WHAT YOU WILL DO. Copy the data word for word, keeping every line.

INFORMATION SUPPLIED.
###

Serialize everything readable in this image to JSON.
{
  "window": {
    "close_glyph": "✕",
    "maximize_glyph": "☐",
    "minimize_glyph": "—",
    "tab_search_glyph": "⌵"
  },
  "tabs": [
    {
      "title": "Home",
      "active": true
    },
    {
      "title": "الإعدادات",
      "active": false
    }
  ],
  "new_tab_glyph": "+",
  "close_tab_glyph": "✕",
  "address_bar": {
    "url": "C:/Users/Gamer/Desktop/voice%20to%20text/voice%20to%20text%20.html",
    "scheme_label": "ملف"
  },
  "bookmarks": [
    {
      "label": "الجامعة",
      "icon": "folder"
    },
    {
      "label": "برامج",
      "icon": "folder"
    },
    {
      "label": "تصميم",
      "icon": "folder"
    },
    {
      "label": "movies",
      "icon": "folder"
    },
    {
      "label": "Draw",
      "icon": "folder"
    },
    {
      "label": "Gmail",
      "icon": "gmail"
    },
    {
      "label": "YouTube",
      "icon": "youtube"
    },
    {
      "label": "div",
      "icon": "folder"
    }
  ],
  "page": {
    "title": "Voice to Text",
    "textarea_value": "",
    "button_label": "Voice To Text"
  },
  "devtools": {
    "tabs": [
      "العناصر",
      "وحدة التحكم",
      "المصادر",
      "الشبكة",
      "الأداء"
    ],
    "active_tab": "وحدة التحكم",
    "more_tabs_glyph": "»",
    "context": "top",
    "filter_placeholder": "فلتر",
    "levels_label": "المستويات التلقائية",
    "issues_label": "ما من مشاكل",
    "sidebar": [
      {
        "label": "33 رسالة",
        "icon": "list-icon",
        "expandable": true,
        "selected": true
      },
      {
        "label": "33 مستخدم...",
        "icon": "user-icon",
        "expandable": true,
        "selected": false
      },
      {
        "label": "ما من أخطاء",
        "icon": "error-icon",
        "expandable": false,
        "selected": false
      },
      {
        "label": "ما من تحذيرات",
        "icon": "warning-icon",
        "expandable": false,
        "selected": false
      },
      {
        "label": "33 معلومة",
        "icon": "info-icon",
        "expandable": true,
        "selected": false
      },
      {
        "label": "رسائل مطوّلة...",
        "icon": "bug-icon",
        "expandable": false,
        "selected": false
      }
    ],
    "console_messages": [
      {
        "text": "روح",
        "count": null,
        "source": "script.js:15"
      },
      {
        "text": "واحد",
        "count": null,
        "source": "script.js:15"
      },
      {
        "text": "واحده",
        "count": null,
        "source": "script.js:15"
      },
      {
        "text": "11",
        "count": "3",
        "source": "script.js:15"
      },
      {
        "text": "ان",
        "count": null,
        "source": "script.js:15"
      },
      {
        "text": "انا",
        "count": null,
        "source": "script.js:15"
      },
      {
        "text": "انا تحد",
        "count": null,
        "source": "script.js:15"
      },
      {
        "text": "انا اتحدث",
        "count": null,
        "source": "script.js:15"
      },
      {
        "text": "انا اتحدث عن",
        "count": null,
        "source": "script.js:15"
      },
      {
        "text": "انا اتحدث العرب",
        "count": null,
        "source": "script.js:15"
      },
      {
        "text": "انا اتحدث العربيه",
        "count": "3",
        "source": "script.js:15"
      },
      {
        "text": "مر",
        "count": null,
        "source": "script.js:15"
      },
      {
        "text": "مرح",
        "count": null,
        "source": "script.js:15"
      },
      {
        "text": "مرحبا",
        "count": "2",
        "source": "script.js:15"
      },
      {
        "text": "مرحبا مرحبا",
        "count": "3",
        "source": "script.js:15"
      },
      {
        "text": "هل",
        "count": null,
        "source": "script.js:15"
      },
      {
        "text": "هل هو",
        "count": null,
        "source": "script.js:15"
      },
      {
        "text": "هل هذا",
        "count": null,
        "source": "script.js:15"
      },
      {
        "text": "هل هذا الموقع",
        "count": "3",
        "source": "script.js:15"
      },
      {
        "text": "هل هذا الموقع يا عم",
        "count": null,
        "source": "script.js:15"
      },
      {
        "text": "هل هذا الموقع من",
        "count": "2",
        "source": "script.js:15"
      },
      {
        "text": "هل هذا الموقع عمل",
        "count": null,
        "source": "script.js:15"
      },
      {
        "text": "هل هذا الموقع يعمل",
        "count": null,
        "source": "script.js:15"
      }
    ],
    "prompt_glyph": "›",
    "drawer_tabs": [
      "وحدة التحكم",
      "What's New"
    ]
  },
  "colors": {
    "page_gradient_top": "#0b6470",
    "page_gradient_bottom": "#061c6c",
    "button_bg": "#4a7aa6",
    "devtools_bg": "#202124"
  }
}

###

TASK RESPONSE.
Serialize everything readable in this image to JSON.
{
  "window": {
    "close_glyph": "✕",
    "maximize_glyph": "☐",
    "minimize_glyph": "—",
    "tab_search_glyph": "⌵"
  },
  "tabs": [
    {
      "title": "Home",
      "active": true
    },
    {
      "title": "الإعدادات",
      "active": false
    }
  ],
  "new_tab_glyph": "+",
  "close_tab_glyph": "✕",
  "address_bar": {
    "url": "C:/Users/Gamer/Desktop/voice%20to%20text/voice%20to%20text%20.html",
    "scheme_label": "ملف"
  },
  "bookmarks": [
    {
      "label": "الجامعة",
      "icon": "folder"
    },
    {
      "label": "برامج",
      "icon": "folder"
    },
    {
      "label": "تصميم",
      "icon": "folder"
    },
    {
      "label": "movies",
      "icon": "folder"
    },
    {
      "label": "Draw",
      "icon": "folder"
    },
    {
      "label": "Gmail",
      "icon": "gmail"
    },
    {
      "label": "YouTube",
      "icon": "youtube"
    },
    {
      "label": "div",
      "icon": "folder"
    }
  ],
  "page": {
    "title": "Voice to Text",
    "textarea_value": "",
    "button_label": "Voice To Text"
  },
  "devtools": {
    "tabs": [
      "العناصر",
      "وحدة التحكم",
      "المصادر",
      "الشبكة",
      "الأداء"
    ],
    "active_tab": "وحدة التحكم",
    "more_tabs_glyph": "»",
    "context": "top",
    "filter_placeholder": "فلتر",
    "levels_label": "المستويات التلقائية",
    "issues_label": "ما من مشاكل",
    "sidebar": [
      {
        "label": "33 رسالة",
        "icon": "list-icon",
        "expandable": true,
        "selected": true
      },
      {
        "label": "33 مستخدم...",
        "icon": "user-icon",
        "expandable": true,
        "selected": false
      },
      {
        "label": "ما من أخطاء",
        "icon": "error-icon",
        "expandable": false,
        "selected": false
      },
      {
        "label": "ما من تحذيرات",
        "icon": "warning-icon",
        "expandable": false,
        "selected": false
      },
      {
        "label": "33 معلومة",
        "icon": "info-icon",
        "expandable": true,
        "selected": false
      },
      {
        "label": "رسائل مطوّلة...",
        "icon": "bug-icon",
        "expandable": false,
        "selected": false
      }
    ],
    "console_messages": [
      {
        "text": "روح",
        "count": null,
        "source": "script.js:15"
      },
      {
        "text": "واحد",
        "count": null,
        "source": "script.js:15"
      },
      {
        "text": "واحده",
        "count": null,
        "source": "script.js:15"
      },
      {
        "text": "11",
        "count": "3",
        "source": "script.js:15"
      },
      {
        "text": "ان",
        "count": null,
        "source": "script.js:15"
      },
      {
        "text": "انا",
        "count": null,
        "source": "script.js:15"
      },
      {
        "text": "انا تحد",
        "count": null,
        "source": "script.js:15"
      },
      {
        "text": "انا اتحدث",
        "count": null,
        "source": "script.js:15"
      },
      {
        "text": "انا اتحدث عن",
        "count": null,
        "source": "script.js:15"
      },
      {
        "text": "انا اتحدث العرب",
        "count": null,
        "source": "script.js:15"
      },
      {
        "text": "انا اتحدث العربيه",
        "count": "3",
        "source": "script.js:15"
      },
      {
        "text": "مر",
        "count": null,
        "source": "script.js:15"
      },
      {
        "text": "مرح",
        "count": null,
        "source": "script.js:15"
      },
      {
        "text": "مرحبا",
        "count": "2",
        "source": "script.js:15"
      },
      {
        "text": "مرحبا مرحبا",
        "count": "3",
        "source": "script.js:15"
      },
      {
        "text": "هل",
        "count": null,
        "source": "script.js:15"
      },
      {
        "text": "هل هو",
        "count": null,
        "source": "script.js:15"
      },
      {
        "text": "هل هذا",
        "count": null,
        "source": "script.js:15"
      },
      {
        "text": "هل هذا الموقع",
        "count": "3",
        "source": "script.js:15"
      },
      {
        "text": "هل هذا الموقع يا عم",
        "count": null,
        "source": "script.js:15"
      },
      {
        "text": "هل هذا الموقع من",
        "count": "2",
        "source": "script.js:15"
      },
      {
        "text": "هل هذا الموقع عمل",
        "count": null,
        "source": "script.js:15"
      },
      {
        "text": "هل هذا الموقع يعمل",
        "count": null,
        "source": "script.js:15"
      }
    ],
    "prompt_glyph": "›",
    "drawer_tabs": [
      "وحدة التحكم",
      "What's New"
    ]
  },
  "colors": {
    "page_gradient_top": "#0b6470",
    "page_gradient_bottom": "#061c6c",
    "button_bg": "#4a7aa6",
    "devtools_bg": "#202124"
  }
}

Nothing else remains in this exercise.